§ **GIVEN PASSAGE**:
◇ ◇ ◇ ◇

The story behind 5 Seconds of Summers’ ‘CALM’ clerical error.
April 30, 2020
NORFOLK-Remember that feeling of being in a competitive ball game during a physical education class in elementary school? Even with your team fighting as hard as you can to win the game, your team still loses. You later find out someone on the other team was cheating to win points. That is the feeling that the band 5 Seconds of Summer and their fanbase felt on April 4.
On March 27, 5 Seconds of Summer (5SOS) released their fourth studio album, CALM. Even with the world being flipped upside down with the coronavirus pandemic, the band still released the album for people to enjoy while being at home.
The week prior to the release, over 10,000 physical copies were “accidentally” shipped out to fans in the United States that had redeemed an album that came for free along with a purchase of tickets from Ticketmaster to their upcoming North American tour called No Shame.
CALM was also released a few hours early to some fans that had pre-ordered the album on iTunes.
With these sales being in the week prior to the intentional release week, the 10,000+ released album sales counted toward the week before. This made the album chart at 62 on the Billboard Top 100 Charts.
The band then released a statement on social media alerting fans that this incident has happened, which provided an explanation as to why the album that was not released yet, was on the charts.
This sparked an outrage from the fans, as everyone had begun to realize it could impact the charts for CALM’s actual release week. Many fans that had redeemed an album with a ticket sale, still did not receive their copy until a few days to weeks after the album was actually released even though they were considered album sales for the week they were shipped.
5 Seconds of Summer’s first three albums all debuted at number one on the Billboard charts, so the band and the fans knew they had an important tradition to uphold.
From there on, the fans and the band themselves did everything they could to make up for the lost album sales with new sales. As the predictions were showing they had high competition and close numbers in sales, many fans had bought multiple copies and exclusive merchandise deals that went toward the Billboard Charts. Most fans were also constantly streaming the album on streaming platforms such as Spotify, Apple Music, YouTube etc.
The final chart predictions released the day before the official Billboard statistics and it had shown that 5SOS had gotten the number two spot at 132K, with “After Hours” by The Weekend at number one with 135K, the artists had a 2,556-album sale difference.

◇ ◇ ◇ ◇

§ **ENTRIES PROVIDED**:

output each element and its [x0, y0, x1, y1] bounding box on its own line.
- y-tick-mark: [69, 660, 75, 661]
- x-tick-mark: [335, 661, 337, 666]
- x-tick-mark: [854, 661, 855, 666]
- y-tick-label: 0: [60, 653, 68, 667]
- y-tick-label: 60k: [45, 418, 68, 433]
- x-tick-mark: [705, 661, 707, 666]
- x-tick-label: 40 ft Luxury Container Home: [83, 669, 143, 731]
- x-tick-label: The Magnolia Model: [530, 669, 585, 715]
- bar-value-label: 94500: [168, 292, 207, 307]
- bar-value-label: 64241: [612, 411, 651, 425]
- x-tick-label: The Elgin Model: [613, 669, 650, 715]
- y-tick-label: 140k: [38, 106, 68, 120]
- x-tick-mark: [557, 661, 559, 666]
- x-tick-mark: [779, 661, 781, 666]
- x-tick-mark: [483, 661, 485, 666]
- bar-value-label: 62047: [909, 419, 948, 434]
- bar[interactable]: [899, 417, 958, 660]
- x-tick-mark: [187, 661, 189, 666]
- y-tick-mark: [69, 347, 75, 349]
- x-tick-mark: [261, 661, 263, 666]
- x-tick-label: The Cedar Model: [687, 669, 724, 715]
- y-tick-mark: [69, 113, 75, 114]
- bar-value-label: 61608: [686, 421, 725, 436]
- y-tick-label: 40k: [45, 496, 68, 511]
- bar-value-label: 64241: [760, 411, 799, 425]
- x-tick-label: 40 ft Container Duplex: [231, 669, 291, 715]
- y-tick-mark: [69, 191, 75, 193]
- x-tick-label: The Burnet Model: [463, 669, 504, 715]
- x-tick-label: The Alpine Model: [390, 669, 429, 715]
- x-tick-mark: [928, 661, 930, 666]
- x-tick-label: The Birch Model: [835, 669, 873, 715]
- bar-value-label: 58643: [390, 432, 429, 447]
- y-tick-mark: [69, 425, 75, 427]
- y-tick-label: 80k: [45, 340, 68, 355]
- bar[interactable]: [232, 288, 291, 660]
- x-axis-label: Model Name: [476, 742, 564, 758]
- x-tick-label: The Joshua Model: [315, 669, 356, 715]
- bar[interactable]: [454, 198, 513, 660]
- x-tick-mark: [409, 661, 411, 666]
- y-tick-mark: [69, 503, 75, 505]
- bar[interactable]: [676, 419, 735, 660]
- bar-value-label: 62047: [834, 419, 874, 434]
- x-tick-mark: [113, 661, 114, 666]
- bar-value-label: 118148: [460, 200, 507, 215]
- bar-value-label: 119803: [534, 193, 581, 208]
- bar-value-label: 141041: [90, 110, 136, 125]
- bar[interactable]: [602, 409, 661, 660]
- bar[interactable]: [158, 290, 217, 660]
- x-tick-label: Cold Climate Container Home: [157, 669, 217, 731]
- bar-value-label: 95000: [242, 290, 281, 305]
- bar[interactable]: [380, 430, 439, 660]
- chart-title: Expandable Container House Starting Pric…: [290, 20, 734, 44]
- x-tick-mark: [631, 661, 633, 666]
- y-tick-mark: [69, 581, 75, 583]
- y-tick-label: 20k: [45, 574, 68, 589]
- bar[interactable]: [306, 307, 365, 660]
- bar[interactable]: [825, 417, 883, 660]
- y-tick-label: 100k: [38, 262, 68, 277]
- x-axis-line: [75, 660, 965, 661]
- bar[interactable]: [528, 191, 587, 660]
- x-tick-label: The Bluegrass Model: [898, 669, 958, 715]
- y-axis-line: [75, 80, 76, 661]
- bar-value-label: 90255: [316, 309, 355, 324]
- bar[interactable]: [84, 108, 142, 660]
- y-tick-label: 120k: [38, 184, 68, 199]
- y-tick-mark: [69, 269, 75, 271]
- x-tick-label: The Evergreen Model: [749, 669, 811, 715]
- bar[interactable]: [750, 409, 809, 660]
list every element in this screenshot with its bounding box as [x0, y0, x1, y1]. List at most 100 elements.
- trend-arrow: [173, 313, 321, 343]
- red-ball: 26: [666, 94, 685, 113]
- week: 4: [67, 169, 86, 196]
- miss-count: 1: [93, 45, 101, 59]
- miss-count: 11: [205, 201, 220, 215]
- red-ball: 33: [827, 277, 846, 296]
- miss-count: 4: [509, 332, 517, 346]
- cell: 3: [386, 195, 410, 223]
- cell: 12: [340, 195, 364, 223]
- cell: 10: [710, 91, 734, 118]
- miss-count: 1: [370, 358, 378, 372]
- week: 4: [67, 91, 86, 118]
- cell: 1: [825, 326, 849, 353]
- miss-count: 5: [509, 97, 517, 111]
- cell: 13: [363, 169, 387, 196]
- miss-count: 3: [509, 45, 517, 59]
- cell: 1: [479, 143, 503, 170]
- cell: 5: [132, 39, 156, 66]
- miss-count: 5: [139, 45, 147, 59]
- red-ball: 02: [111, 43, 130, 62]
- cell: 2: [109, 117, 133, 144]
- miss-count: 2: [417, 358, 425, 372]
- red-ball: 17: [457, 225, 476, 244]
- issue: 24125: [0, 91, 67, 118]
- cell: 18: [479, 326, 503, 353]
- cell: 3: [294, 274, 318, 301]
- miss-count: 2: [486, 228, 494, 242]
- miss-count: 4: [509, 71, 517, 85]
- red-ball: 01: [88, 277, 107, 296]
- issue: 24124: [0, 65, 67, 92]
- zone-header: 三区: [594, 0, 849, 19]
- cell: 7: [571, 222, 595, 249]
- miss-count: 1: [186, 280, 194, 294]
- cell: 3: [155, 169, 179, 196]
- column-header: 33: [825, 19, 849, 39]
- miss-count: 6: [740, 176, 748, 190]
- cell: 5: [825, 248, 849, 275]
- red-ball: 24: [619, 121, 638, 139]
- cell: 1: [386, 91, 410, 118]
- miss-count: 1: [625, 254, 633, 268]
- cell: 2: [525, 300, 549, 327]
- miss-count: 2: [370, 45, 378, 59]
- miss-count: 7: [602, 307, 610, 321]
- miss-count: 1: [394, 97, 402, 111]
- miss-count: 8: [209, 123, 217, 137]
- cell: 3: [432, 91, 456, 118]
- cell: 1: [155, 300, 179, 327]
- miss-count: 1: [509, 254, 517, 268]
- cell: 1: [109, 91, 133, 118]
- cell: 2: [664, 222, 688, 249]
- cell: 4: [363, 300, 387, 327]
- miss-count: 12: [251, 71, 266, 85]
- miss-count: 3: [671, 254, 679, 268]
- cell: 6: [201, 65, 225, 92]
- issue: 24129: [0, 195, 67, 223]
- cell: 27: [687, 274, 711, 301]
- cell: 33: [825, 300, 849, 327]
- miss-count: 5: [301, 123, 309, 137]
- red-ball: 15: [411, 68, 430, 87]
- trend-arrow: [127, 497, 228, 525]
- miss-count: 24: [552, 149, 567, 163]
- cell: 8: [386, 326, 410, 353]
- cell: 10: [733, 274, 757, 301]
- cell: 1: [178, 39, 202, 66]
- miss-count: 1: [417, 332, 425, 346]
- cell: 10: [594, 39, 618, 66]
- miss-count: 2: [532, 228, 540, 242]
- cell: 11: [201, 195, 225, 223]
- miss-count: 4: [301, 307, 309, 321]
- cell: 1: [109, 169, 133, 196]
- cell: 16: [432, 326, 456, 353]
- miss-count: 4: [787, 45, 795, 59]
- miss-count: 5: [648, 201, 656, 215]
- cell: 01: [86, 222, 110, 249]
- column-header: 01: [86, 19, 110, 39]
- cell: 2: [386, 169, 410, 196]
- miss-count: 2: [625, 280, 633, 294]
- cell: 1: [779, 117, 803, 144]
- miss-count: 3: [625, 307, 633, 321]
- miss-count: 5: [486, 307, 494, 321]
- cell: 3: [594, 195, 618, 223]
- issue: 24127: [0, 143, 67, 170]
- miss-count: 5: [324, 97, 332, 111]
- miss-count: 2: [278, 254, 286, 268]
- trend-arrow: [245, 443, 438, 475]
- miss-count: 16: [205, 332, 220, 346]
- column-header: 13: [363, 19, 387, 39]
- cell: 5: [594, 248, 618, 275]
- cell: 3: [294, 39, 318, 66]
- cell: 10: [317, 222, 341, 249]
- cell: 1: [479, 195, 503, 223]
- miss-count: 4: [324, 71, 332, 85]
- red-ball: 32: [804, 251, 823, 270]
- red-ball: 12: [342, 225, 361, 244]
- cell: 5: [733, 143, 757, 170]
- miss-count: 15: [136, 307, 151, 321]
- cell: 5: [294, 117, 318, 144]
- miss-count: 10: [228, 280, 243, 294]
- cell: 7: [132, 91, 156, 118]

◇ ◇ ◇ ◇

§ **WORK REQUEST A**:
Please extract the part of the article on the CALM album that opens with the words containing "The week prior to the release, over" and closes with "Top 100 Charts.".
§ **WORK REQUEST B**:
Summarize the article on the CALM album in two sentences.

§ **EXPECTED ANSWER A**:
The week prior to the release, over 10,000 physical copies were “accidentally” shipped out to fans in the United States that had redeemed an album that came for free along with a purchase of tickets from Ticketmaster to their upcoming North American tour called No Shame.
CALM was also released a few hours early to some fans that had pre-ordered the album on iTunes.
With these sales being in the week prior to the intentional release week, the 10,000+ released album sales counted toward the week before. This made the album chart at 62 on the Billboard Top 100 Charts.

§ **EXPECTED ANSWER B**:
Over 10,000 physical copies of 5 Seconds of Summer's album CALM were shipped to fans who had redeemed it with tour ticket purchases in the week before its March 27 release, so those sales counted toward the earlier week. Because the band's first three albums had all debuted at number one, fans bought multiple copies and streamed the album to make up for the lost sales, but the final predictions put 5SOS at number two, behind "After Hours" by The Weekend.